> [Problem]
Copy each line of the records that holds the string "transport".

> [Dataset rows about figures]
——
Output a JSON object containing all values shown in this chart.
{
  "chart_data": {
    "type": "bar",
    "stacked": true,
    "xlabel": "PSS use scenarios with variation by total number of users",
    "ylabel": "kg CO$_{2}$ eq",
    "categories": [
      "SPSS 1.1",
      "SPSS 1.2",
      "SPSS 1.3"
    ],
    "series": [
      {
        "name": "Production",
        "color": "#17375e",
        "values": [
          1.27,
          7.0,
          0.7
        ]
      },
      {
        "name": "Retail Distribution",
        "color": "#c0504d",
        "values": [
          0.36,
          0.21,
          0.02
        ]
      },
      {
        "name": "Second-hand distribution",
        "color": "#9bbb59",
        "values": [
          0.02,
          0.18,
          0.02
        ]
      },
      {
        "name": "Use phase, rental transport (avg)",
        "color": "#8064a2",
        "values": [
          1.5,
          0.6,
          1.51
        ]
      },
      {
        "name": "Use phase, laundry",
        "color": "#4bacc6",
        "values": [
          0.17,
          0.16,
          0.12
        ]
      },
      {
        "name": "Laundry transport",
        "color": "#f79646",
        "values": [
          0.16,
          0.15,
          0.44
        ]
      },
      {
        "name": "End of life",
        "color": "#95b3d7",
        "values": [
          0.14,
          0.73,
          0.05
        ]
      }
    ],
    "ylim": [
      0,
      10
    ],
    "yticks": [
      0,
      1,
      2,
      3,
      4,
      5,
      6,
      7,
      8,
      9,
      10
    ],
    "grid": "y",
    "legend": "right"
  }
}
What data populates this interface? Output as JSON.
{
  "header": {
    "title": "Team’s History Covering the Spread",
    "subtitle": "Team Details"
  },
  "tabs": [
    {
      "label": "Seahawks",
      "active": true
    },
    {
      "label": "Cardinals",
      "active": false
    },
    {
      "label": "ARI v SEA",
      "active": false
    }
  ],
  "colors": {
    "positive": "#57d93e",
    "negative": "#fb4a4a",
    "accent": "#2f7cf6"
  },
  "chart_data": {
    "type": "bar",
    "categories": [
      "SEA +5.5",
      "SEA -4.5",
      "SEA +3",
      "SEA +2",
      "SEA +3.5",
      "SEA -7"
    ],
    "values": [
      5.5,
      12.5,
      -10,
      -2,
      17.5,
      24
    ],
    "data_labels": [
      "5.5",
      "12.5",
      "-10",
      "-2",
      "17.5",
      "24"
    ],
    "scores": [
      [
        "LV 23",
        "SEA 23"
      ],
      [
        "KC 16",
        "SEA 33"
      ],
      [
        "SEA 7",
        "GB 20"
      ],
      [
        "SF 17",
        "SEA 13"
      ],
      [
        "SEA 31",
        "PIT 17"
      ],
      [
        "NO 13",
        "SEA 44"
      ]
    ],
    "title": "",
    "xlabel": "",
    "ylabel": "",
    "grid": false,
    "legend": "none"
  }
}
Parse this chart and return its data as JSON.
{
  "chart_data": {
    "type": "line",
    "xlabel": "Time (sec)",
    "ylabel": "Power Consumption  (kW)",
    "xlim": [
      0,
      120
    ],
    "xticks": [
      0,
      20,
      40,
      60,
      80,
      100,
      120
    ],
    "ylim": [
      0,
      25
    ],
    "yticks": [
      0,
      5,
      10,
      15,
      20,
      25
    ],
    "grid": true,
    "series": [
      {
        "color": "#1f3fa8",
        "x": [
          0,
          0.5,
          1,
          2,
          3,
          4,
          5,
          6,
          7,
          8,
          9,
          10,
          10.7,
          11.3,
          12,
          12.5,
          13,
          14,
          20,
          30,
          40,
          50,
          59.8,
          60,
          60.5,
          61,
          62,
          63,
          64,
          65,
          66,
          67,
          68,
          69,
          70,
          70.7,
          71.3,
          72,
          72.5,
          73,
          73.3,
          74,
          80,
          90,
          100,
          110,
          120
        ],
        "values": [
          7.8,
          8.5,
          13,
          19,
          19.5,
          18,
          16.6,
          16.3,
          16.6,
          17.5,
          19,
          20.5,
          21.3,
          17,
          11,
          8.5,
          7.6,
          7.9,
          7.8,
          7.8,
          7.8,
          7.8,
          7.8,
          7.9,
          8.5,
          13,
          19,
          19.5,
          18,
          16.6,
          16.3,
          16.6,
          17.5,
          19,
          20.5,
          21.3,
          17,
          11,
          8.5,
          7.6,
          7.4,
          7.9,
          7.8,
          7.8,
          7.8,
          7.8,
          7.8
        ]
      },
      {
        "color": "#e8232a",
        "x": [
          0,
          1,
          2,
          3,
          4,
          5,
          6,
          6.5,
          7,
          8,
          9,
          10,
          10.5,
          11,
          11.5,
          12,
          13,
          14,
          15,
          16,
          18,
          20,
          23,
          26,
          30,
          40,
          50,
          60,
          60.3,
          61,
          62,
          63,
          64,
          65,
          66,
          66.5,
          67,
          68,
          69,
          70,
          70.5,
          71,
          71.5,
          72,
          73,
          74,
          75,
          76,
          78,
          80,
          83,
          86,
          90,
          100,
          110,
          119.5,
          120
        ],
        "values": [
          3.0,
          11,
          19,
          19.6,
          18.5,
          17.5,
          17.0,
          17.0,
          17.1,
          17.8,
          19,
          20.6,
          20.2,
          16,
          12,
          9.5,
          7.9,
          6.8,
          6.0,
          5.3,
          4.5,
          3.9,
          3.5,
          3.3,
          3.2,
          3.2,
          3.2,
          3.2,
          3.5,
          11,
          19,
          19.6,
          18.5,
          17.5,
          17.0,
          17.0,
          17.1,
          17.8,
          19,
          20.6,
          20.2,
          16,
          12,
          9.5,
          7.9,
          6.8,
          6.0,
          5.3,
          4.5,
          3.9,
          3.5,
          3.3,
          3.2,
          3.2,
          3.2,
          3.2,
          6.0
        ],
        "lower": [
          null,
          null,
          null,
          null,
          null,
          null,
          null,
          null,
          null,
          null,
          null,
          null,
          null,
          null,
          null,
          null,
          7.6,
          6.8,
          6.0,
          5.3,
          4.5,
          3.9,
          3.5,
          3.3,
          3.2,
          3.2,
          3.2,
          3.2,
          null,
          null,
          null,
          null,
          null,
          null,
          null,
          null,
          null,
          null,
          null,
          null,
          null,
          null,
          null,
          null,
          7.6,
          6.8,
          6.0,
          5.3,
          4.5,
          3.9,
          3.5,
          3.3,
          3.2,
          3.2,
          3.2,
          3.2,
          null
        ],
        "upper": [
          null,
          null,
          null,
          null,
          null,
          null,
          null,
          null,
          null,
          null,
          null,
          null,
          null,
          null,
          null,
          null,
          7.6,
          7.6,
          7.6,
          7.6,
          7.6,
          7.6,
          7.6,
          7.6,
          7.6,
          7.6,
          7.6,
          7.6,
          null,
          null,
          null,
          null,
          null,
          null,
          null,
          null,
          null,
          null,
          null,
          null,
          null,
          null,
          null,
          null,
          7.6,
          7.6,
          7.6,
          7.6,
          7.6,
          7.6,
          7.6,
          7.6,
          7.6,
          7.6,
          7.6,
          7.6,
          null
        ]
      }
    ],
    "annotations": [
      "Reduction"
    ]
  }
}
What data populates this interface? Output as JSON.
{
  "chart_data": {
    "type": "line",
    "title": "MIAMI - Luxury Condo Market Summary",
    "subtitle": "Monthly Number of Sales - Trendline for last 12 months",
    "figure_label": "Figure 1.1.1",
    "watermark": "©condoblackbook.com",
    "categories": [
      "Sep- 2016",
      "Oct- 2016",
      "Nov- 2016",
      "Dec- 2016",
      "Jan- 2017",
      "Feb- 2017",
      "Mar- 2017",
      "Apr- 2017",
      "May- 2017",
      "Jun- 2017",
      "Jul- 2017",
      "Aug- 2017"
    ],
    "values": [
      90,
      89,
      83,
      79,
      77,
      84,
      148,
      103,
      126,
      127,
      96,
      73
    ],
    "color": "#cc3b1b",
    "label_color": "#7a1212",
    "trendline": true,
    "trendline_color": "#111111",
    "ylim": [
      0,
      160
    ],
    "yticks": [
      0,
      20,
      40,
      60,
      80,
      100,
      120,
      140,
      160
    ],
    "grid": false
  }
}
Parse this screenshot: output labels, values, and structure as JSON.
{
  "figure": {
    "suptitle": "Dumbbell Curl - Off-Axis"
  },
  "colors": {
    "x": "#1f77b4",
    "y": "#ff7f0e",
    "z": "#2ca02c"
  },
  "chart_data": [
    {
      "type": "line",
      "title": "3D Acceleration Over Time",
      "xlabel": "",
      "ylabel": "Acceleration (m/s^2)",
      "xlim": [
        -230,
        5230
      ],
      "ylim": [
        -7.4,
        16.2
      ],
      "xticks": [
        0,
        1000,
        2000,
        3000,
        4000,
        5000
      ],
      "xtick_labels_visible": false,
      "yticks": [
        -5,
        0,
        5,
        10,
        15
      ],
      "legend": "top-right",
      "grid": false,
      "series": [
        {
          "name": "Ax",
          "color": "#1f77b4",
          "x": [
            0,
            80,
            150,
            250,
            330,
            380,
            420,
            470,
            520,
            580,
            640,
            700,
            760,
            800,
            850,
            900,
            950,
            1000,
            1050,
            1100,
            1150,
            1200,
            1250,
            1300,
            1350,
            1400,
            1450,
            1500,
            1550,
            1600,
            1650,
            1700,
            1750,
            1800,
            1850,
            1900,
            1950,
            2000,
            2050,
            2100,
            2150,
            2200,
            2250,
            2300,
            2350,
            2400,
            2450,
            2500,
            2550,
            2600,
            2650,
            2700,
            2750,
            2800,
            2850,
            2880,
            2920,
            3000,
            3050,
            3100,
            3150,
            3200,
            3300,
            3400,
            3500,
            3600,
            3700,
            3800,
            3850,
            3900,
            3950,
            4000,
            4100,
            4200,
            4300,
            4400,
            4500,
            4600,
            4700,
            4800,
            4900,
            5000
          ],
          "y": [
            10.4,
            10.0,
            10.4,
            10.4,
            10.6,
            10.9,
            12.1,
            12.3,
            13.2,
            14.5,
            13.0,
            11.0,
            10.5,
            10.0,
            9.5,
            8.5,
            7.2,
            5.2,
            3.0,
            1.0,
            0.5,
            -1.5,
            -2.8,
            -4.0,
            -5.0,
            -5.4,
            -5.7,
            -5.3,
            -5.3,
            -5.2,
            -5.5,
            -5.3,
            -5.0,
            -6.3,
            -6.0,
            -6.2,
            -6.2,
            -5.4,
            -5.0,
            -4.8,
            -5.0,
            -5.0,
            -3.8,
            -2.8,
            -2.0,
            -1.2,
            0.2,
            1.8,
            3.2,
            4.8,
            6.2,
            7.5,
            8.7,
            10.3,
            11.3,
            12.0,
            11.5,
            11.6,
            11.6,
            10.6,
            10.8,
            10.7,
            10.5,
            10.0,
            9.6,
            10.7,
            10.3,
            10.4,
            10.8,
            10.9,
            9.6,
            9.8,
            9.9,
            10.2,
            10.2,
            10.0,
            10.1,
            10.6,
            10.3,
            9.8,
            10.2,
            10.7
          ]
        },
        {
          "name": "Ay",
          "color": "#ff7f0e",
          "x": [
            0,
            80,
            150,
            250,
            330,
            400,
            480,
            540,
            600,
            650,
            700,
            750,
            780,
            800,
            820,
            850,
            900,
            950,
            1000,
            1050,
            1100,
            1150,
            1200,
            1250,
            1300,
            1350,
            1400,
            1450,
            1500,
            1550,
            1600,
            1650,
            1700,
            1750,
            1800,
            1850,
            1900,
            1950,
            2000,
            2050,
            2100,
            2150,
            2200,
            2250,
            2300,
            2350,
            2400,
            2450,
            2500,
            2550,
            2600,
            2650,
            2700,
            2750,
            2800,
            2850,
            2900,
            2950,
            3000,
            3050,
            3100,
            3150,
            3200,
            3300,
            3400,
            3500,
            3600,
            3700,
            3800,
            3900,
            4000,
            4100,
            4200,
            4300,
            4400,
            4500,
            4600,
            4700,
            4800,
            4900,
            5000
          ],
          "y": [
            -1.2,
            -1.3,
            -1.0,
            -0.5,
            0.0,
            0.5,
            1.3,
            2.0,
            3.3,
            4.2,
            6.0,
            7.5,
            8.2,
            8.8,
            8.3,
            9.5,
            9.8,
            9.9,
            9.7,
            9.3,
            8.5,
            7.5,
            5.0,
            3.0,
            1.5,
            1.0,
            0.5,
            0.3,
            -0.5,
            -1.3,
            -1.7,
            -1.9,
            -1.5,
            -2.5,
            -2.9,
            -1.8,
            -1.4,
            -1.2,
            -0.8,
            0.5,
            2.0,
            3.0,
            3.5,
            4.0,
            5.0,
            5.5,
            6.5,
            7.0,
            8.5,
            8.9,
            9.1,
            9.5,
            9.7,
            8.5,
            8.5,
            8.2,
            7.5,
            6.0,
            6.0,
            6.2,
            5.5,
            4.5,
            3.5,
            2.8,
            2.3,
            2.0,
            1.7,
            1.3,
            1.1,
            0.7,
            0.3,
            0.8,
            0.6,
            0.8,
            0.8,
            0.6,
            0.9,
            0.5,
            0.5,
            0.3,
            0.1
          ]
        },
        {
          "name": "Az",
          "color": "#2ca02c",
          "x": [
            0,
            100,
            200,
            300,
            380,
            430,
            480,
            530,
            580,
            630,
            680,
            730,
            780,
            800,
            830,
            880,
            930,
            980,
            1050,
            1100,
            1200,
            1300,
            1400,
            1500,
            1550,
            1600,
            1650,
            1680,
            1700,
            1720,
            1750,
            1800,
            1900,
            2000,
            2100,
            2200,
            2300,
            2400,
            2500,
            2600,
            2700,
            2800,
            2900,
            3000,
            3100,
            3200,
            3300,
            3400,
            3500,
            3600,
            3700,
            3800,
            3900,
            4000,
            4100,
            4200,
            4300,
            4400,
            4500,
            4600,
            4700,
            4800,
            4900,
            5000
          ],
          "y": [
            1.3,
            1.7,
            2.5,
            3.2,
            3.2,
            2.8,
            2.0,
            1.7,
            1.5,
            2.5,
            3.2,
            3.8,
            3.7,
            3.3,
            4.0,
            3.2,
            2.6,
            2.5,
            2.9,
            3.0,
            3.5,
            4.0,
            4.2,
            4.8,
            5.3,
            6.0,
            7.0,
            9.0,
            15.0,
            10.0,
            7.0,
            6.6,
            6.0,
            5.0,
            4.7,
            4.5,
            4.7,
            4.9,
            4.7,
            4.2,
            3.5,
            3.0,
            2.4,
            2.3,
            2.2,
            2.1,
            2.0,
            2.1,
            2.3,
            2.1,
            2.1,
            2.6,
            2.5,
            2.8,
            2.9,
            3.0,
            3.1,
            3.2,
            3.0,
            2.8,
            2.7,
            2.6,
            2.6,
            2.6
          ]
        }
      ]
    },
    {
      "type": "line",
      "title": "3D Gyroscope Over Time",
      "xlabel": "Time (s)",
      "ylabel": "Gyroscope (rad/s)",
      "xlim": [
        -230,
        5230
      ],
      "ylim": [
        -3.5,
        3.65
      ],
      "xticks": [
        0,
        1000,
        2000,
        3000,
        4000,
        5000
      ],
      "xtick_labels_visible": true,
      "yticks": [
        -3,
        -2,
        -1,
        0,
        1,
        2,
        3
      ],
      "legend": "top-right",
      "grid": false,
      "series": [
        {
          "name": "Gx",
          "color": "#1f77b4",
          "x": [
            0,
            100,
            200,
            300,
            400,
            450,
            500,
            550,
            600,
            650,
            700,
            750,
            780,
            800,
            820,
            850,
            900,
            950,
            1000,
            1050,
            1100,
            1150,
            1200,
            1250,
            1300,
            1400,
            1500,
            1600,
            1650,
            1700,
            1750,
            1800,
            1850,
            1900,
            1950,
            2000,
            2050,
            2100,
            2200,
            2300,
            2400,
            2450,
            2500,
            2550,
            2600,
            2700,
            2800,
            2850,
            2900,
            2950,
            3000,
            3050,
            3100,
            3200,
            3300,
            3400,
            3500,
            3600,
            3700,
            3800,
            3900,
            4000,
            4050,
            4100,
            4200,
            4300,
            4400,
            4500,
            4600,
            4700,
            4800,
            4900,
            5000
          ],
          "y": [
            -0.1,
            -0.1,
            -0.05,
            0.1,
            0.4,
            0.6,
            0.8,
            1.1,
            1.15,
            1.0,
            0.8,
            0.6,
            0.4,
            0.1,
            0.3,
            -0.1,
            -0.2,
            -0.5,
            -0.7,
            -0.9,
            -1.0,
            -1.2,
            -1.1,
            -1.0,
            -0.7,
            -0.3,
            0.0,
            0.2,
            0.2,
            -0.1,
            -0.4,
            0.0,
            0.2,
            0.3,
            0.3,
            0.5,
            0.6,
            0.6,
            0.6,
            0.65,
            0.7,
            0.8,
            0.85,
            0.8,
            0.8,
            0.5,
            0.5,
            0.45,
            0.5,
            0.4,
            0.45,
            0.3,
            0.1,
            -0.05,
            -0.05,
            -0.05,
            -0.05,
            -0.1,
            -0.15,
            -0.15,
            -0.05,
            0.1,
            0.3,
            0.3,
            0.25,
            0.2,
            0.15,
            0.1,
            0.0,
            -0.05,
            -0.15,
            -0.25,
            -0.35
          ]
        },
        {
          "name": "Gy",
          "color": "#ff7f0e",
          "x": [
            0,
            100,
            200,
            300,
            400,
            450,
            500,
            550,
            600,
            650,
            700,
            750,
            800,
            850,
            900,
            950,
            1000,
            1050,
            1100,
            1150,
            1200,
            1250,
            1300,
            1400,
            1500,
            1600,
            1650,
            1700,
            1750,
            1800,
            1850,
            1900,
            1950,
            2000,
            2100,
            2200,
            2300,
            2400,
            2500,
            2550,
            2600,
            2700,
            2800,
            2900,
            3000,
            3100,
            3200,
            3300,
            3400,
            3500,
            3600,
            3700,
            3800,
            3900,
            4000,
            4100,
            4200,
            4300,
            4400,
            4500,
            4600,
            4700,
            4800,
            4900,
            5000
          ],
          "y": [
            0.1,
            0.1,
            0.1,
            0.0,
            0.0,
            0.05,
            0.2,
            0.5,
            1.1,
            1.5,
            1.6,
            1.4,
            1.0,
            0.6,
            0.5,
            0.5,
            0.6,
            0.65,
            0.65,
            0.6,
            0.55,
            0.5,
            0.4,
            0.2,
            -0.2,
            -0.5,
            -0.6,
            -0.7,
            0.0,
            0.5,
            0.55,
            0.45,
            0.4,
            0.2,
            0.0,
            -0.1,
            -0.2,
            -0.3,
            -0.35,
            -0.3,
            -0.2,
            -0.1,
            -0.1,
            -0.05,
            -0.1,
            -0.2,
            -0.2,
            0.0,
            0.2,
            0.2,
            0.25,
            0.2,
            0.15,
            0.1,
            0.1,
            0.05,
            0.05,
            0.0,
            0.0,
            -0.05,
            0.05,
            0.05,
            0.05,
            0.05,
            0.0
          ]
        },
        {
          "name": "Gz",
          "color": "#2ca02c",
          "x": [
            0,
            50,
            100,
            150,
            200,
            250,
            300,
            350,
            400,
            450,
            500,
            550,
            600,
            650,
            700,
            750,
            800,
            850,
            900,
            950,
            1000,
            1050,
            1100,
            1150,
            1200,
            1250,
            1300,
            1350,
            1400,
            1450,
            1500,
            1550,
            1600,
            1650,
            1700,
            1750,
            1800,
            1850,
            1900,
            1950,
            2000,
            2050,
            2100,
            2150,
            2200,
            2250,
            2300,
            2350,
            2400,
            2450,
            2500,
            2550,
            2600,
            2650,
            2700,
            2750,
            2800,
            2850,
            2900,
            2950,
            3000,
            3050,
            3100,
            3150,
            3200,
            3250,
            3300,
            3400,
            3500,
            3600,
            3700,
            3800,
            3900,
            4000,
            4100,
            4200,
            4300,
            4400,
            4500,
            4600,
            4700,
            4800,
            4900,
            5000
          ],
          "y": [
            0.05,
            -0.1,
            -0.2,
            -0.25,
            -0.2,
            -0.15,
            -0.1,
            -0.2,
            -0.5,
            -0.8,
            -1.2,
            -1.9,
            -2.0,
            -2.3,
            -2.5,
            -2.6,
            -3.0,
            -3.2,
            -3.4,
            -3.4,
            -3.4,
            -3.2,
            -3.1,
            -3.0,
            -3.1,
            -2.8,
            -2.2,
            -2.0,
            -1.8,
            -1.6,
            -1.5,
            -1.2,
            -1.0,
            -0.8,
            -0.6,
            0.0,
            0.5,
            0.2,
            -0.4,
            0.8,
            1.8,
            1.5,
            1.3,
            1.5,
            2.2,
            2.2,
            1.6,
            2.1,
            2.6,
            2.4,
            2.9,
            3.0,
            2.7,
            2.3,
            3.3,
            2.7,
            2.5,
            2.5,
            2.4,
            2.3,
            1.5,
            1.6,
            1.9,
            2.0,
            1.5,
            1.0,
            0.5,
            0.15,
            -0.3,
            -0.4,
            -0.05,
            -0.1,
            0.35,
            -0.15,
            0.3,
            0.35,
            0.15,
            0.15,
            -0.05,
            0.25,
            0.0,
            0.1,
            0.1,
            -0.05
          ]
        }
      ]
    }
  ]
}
——
> [Exercise response]
        "name": "Use phase, rental transport (avg)",
        "name": "Laundry transport",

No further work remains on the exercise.